Given problem.
Identify each line holding the string "cash" and copy it.
--- begin Input ---
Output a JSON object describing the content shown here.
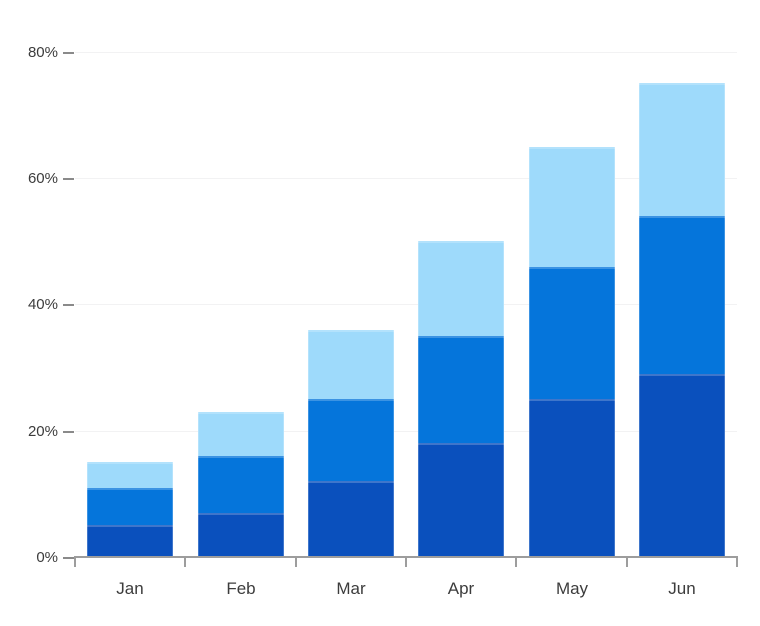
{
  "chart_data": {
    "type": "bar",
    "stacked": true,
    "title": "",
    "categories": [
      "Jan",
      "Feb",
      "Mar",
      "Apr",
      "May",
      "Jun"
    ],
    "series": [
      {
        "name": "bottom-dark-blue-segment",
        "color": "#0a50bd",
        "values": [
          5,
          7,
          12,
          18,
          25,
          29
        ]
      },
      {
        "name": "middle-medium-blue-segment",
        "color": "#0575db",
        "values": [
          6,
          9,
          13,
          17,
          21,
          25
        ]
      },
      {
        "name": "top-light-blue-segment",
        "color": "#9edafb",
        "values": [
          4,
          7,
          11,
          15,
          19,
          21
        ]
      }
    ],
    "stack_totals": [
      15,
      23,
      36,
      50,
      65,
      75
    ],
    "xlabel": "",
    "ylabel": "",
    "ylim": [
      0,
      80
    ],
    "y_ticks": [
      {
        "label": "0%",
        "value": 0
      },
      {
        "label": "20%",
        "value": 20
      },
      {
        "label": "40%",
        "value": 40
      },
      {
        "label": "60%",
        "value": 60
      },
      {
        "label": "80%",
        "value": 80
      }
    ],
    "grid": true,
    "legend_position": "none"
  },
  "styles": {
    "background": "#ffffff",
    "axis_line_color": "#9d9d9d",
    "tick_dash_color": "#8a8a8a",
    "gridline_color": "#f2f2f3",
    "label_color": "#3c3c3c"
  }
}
--- end Input ---
--- begin Input ---
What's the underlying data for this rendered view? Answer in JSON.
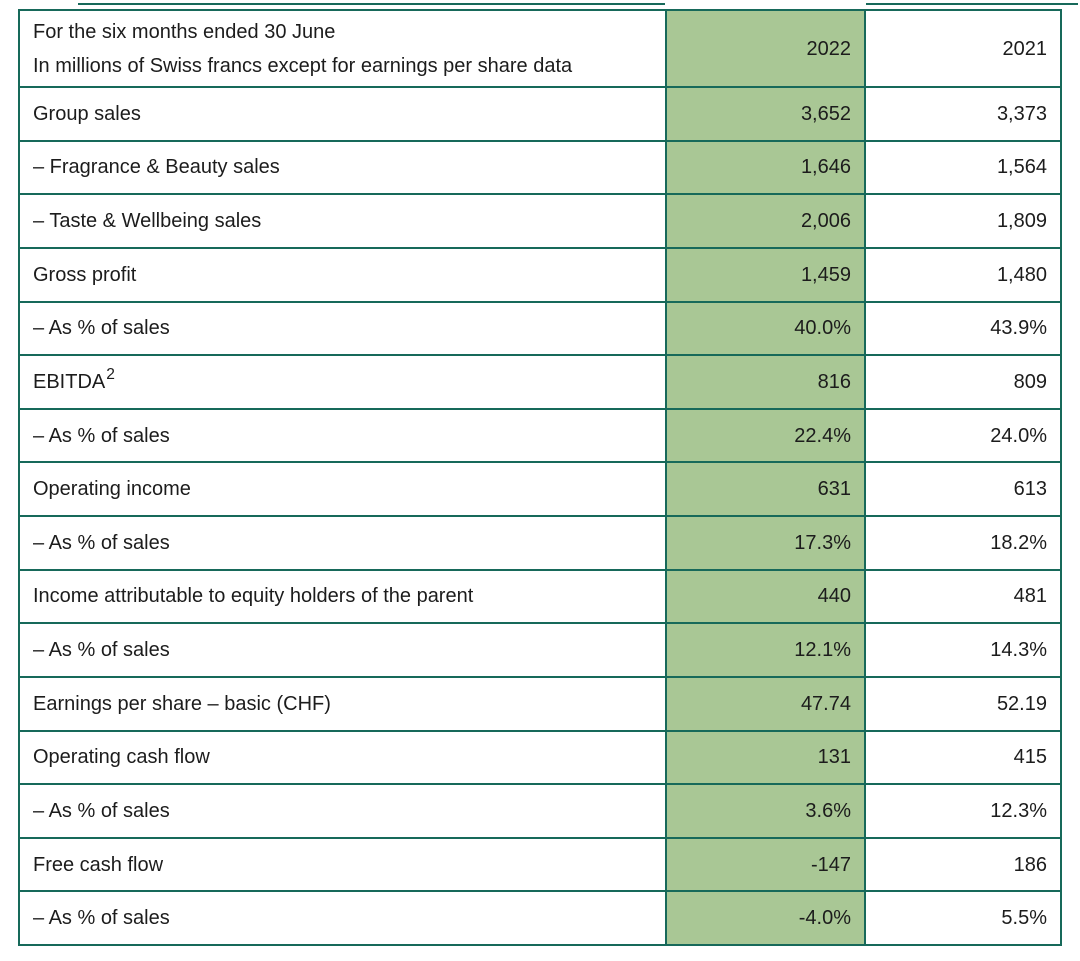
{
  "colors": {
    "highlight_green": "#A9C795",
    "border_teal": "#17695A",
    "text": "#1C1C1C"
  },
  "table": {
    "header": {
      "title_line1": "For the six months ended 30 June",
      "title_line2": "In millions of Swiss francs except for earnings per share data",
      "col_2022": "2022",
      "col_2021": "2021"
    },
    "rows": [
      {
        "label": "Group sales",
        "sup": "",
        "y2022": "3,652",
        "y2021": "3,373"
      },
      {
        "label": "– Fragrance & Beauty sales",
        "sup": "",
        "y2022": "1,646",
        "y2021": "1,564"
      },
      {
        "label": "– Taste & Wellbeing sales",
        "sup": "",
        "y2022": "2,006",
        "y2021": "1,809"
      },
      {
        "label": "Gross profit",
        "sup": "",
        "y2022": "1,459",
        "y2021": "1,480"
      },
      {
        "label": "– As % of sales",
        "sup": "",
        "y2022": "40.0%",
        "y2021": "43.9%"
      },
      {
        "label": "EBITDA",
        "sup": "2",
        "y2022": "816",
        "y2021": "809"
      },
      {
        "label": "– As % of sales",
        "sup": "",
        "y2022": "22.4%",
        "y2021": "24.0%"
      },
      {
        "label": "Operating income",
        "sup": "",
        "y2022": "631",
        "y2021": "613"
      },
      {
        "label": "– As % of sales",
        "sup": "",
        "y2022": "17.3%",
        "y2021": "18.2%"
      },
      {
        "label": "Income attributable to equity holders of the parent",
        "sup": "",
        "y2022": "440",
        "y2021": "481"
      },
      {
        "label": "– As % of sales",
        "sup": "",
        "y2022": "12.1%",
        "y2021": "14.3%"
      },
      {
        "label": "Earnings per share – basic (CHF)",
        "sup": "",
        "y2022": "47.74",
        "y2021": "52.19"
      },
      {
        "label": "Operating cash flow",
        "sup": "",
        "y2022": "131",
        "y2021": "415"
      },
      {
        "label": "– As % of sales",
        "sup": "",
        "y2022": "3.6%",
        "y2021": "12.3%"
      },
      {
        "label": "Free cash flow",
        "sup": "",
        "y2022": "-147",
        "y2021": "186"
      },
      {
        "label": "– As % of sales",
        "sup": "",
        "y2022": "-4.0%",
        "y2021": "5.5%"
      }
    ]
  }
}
--- end Input ---
--- begin Input ---
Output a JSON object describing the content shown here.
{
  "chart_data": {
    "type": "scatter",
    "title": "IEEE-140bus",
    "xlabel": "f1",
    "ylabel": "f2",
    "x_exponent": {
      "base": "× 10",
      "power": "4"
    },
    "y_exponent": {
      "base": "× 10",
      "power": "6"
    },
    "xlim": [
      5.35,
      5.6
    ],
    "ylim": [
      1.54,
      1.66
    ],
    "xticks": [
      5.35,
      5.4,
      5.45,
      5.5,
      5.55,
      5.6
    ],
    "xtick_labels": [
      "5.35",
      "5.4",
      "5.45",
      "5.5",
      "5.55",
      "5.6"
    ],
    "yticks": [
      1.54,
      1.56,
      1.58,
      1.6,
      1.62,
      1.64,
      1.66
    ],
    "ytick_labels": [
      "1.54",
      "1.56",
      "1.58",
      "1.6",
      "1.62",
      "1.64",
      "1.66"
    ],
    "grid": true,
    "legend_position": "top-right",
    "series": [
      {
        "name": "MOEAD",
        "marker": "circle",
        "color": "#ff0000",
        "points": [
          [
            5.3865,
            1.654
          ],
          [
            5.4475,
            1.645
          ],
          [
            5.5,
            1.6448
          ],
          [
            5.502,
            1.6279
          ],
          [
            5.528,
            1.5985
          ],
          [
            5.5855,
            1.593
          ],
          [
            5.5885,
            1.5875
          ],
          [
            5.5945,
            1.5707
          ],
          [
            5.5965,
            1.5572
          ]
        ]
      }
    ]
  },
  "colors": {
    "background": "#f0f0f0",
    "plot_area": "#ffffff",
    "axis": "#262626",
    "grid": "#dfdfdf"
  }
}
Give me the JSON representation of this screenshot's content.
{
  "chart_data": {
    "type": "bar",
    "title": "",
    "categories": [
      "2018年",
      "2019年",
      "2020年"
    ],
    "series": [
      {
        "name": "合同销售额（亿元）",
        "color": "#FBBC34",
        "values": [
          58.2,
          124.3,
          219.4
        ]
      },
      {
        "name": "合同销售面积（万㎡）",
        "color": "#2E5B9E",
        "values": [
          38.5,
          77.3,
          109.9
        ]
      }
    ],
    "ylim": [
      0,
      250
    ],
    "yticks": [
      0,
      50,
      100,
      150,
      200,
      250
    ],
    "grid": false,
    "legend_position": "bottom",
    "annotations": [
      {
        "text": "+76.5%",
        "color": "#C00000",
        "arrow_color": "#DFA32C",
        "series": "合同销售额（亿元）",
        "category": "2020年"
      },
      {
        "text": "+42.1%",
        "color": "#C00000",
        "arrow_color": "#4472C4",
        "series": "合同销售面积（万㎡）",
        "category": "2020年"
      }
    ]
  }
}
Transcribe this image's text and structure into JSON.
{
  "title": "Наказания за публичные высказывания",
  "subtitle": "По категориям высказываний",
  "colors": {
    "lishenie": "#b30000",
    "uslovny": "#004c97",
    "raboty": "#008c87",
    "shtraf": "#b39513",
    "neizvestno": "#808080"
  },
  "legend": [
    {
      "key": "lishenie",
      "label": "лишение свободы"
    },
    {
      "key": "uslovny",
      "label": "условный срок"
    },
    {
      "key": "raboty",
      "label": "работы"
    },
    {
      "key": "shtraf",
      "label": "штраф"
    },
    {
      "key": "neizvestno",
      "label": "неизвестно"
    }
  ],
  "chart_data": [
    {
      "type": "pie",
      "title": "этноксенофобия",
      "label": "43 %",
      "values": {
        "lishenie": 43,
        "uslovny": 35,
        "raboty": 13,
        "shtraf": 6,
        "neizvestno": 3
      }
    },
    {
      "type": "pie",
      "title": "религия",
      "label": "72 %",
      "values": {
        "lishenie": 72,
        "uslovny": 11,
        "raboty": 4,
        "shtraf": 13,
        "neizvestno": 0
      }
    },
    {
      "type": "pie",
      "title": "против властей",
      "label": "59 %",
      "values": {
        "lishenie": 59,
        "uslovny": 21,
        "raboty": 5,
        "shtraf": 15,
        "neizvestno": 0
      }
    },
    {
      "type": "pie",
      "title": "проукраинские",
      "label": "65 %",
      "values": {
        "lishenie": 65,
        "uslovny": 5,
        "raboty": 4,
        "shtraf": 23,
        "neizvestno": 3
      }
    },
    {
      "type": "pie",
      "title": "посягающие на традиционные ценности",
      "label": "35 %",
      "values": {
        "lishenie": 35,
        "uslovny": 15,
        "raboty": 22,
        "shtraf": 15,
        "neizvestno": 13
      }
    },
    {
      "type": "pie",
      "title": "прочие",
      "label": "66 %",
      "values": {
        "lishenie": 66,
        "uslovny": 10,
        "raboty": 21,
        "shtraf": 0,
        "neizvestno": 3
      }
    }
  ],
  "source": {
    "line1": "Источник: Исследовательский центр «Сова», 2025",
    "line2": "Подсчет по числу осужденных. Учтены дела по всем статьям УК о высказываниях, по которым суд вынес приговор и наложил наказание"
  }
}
--- end Input ---
Answer to this exercise.
        "label": "Operating cash flow",
        "label": "Free cash flow",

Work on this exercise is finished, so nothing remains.